====== EXTRAIT À LIRE
[L’image de l’année] Tabou et les films fauchés

S’il fallait garder de 2012 une image, un plan, un photogramme : les rédacteurs de Cinématraque se prêtent à l’exercice.

Le bilan de l’année, pour qui n’a pas pu voir l’intégralité des plus de 600 films sortis en salle, est forcément subjectif.

Pour ma part, chaque année semble renforcer mon indifférence à l’égard du cinéma hollywoodien : si j’ai pu être amusé par l’humour inoffensif de la bande Avengers, j’ai par contre été déçu par le manque d’ambition d’un Fincher, je suis resté amorphe devant la routine de Burton, avant d’être abasourdi par le pompeux d’un Christopher Nolan qui, sans rival économique dans la cité des anges, en est venu à se prendre pour Kubrick. Passons.
============
CONSIGNE – Poursuivez le texte ci-dessus sur le bilan cinéma de l’année 2012, juste après sa dernière phrase.
====== INFORMATIONS AFFICHÉES
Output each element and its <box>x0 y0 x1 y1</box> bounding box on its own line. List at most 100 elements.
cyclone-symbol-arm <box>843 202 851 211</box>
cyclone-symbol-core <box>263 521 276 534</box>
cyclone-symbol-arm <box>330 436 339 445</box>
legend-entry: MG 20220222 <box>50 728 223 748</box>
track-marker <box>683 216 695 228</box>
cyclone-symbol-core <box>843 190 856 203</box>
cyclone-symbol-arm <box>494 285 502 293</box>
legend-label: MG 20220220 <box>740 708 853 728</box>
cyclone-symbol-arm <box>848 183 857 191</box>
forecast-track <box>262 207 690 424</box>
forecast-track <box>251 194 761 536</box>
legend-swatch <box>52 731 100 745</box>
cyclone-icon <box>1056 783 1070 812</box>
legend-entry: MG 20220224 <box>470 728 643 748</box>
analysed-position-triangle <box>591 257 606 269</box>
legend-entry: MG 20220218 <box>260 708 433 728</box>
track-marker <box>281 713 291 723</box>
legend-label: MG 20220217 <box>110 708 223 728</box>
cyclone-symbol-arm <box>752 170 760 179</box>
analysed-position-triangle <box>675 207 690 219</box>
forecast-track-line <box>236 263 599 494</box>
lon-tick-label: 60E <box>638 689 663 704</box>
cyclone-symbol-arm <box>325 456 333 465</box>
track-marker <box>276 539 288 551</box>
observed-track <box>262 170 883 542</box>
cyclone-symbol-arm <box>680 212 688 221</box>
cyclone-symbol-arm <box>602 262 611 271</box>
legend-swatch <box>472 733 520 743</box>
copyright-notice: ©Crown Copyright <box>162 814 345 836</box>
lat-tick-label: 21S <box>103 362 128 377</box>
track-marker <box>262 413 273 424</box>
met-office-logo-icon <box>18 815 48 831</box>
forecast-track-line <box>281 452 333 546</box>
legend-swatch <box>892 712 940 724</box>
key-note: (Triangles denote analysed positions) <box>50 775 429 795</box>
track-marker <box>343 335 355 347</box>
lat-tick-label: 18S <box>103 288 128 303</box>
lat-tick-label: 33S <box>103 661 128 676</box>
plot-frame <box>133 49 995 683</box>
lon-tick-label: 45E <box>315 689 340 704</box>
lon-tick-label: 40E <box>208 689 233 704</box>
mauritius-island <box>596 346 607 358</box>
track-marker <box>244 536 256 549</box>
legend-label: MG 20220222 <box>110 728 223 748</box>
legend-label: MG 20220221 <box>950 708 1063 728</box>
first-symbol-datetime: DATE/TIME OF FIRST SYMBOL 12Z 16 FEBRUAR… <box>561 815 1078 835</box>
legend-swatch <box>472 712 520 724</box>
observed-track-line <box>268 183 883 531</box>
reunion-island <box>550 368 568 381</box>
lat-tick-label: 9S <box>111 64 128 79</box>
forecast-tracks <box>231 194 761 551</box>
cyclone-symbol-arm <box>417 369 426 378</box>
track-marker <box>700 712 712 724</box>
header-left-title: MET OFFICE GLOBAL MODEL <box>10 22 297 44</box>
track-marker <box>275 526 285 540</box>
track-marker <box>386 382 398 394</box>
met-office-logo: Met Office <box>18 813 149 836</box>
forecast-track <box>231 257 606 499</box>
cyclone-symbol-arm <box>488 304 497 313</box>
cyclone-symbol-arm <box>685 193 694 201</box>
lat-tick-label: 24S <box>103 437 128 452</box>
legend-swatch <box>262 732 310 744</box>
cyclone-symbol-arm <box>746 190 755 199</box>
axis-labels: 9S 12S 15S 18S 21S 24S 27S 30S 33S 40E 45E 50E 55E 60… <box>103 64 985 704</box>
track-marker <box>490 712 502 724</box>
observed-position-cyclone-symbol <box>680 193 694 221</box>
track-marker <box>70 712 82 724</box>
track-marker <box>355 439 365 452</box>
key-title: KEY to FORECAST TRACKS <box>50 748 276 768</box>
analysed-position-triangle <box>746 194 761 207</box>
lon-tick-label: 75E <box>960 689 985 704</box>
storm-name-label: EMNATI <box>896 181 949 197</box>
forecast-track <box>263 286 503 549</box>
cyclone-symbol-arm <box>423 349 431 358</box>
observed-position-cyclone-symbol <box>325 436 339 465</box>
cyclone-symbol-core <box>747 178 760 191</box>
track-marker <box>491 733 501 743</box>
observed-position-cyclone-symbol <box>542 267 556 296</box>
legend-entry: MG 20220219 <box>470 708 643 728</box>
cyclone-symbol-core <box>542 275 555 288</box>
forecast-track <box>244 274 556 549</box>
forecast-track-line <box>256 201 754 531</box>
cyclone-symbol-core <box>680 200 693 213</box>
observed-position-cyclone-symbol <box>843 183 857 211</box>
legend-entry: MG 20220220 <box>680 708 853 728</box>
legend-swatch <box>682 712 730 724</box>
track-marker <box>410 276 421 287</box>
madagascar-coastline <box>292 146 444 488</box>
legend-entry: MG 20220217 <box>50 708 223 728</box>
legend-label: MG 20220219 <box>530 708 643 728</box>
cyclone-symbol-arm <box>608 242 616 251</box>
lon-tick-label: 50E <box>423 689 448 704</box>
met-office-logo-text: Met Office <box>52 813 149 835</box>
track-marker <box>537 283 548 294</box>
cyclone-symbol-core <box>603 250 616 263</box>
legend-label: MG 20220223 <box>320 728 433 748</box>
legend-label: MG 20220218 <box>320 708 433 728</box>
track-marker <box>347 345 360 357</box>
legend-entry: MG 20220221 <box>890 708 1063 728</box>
============
RÉSULTAT CI-DESSOUS –
Non, les films qui m’ont parlé cette année sont, le plus souvent, des films fauchés, pour la plupart européens, réalisés par des cinéastes à la personnalité affirmée : Miguel Gomes, Stan Neumann, Hong Sang-soo, Rabah Ameur-Zaïmeche sont ceux dont la démarche me touche le plus. Leurs films ne sont pas toujours parfaits, mais au moins il s’y passe des choses, les récits prennent des tournures inattendues, parfois ludiques, les personnages nous semblent proches, incarnés, vivants. Ce sont des films construits à partir de morceaux de réel brut mais aussi d’une constante inventivité formelle. Malheureusement, on constate que ce sont aussi, encore et toujours, les films les moins bien distribués : une quarantaine de salles en moyenne sur l’ensemble du territoire. Solitude et tristesse de celui qui défend ces films, en sachant que la plupart des spectateurs ne pourront pas les voir… Mais pourront suivre sans difficulté la couverture médiatique intense d’un « Roméo et Juliette moderne » : typiquement, Rengaine est un film sympathique, mais dont l’énergie ne peut à aucun moment cacher le manque criant de mise en scène. Mais le véritable problème d’un tel film est que son succès semble cautionner, par son «sens de la  débrouille » (comprenez l’absence totale d’apports financiers – et donc de salaires) la disparition enfin avérée d’un cinéma du milieu de moins en mois renversant (Adieu Berthe, Camille redouble, pas mal sans plus).

Elire un seul de ces films prolétaires, le porter en étendard, c’est condamner tous les autres : ceux que j’ai cités plus haut (dont on pourra exclure Tabou, succès dû, pour une fois, à son exceptionnelle réception critique – et auxquels on pourra ajouter les films de Sylvain George, Les Eclats et L’Impossible) et qui me semblent le produit de véritables cinéastes.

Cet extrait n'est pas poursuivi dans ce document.